Stored entries:

▽

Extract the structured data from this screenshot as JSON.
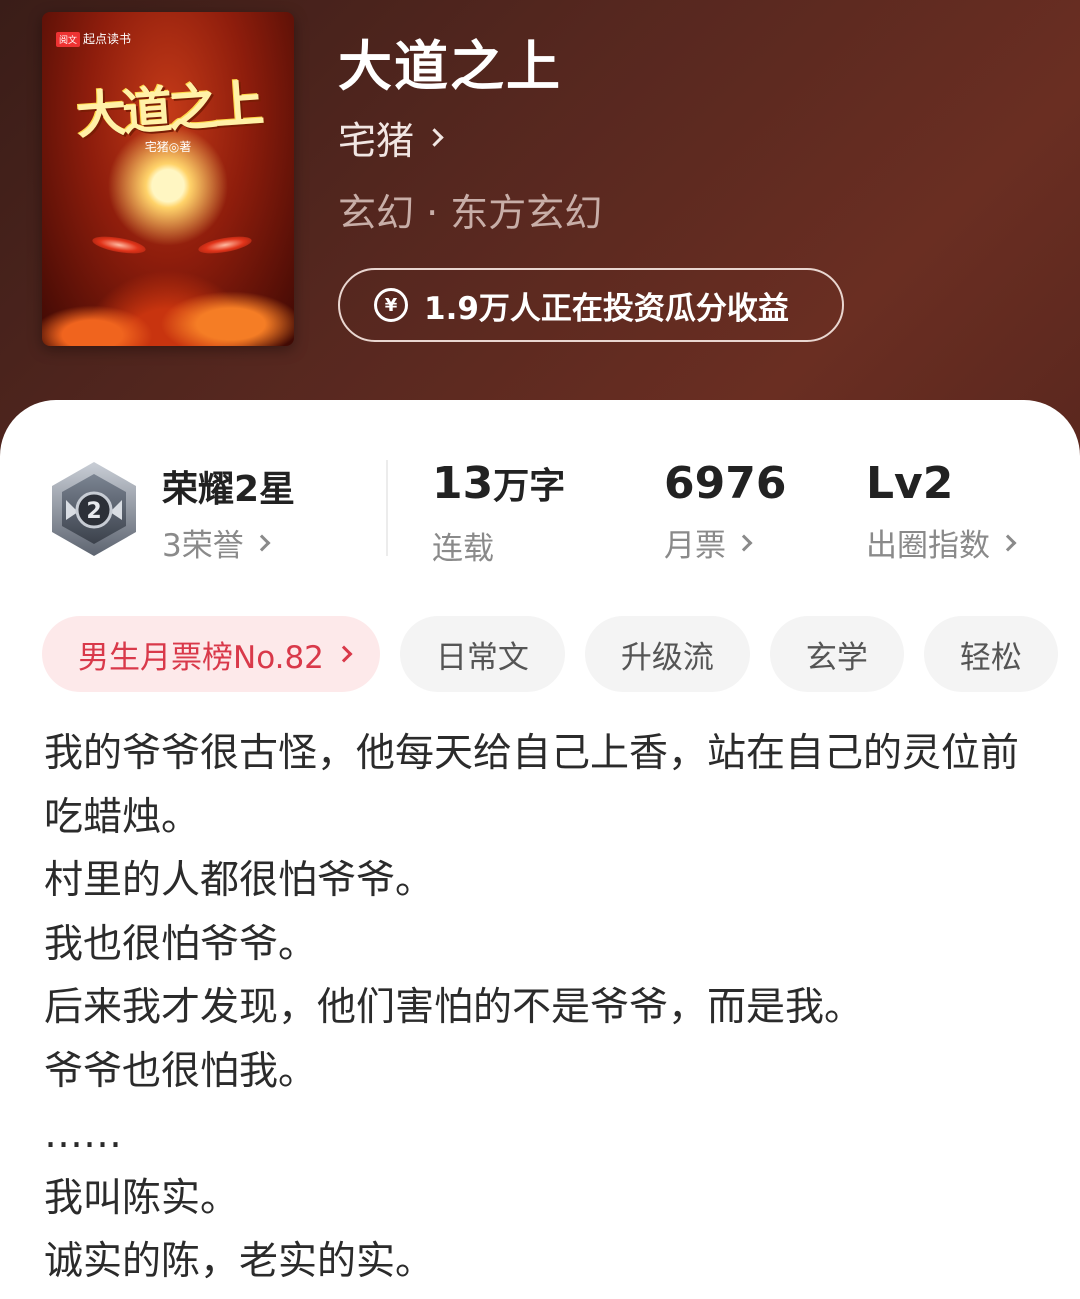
{
  "book": {
    "title": "大道之上",
    "author": "宅猪",
    "genre": "玄幻 · 东方玄幻",
    "invest_text": "1.9万人正在投资瓜分收益"
  },
  "cover": {
    "publisher_badge": "阅文",
    "publisher": "起点读书",
    "title": "大道之上",
    "author_line": "宅猪◎著"
  },
  "stats": {
    "honor_title": "荣耀2星",
    "honor_count": "3荣誉",
    "medal_number": "2",
    "words_value": "13",
    "words_unit": "万字",
    "words_label": "连载",
    "tickets_value": "6976",
    "tickets_label": "月票",
    "level_value": "Lv2",
    "level_label": "出圈指数"
  },
  "tags": {
    "rank": "男生月票榜No.82",
    "items": [
      "日常文",
      "升级流",
      "玄学",
      "轻松"
    ]
  },
  "intro": [
    "我的爷爷很古怪，他每天给自己上香，站在自己的灵位前吃蜡烛。",
    "村里的人都很怕爷爷。",
    "我也很怕爷爷。",
    "后来我才发现，他们害怕的不是爷爷，而是我。",
    "爷爷也很怕我。",
    "……",
    "我叫陈实。",
    "诚实的陈，老实的实。"
  ],
  "colors": {
    "header_bg": "#55271f",
    "rank_tag_text": "#d9394a",
    "rank_tag_bg": "#fde9ea"
  }
}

△

Images in the data above are to be skipped. Retype all other material exactly.

**Exercise solution:**
Extract the structured data from this screenshot as JSON.
{
  "book": {
    "title": "大道之上",
    "author": "宅猪",
    "genre": "玄幻 · 东方玄幻",
    "invest_text": "1.9万人正在投资瓜分收益"
  },
  "cover": {
    "publisher_badge": "阅文",
    "publisher": "起点读书",
    "title": "大道之上",
    "author_line": "宅猪◎著"
  },
  "stats": {
    "honor_title": "荣耀2星",
    "honor_count": "3荣誉",
    "medal_number": "2",
    "words_value": "13",
    "words_unit": "万字",
    "words_label": "连载",
    "tickets_value": "6976",
    "tickets_label": "月票",
    "level_value": "Lv2",
    "level_label": "出圈指数"
  },
  "tags": {
    "rank": "男生月票榜No.82",
    "items": [
      "日常文",
      "升级流",
      "玄学",
      "轻松"
    ]
  },
  "intro": [
    "我的爷爷很古怪，他每天给自己上香，站在自己的灵位前吃蜡烛。",
    "村里的人都很怕爷爷。",
    "我也很怕爷爷。",
    "后来我才发现，他们害怕的不是爷爷，而是我。",
    "爷爷也很怕我。",
    "……",
    "我叫陈实。",
    "诚实的陈，老实的实。"
  ],
  "colors": {
    "header_bg": "#55271f",
    "rank_tag_text": "#d9394a",
    "rank_tag_bg": "#fde9ea"
  }
}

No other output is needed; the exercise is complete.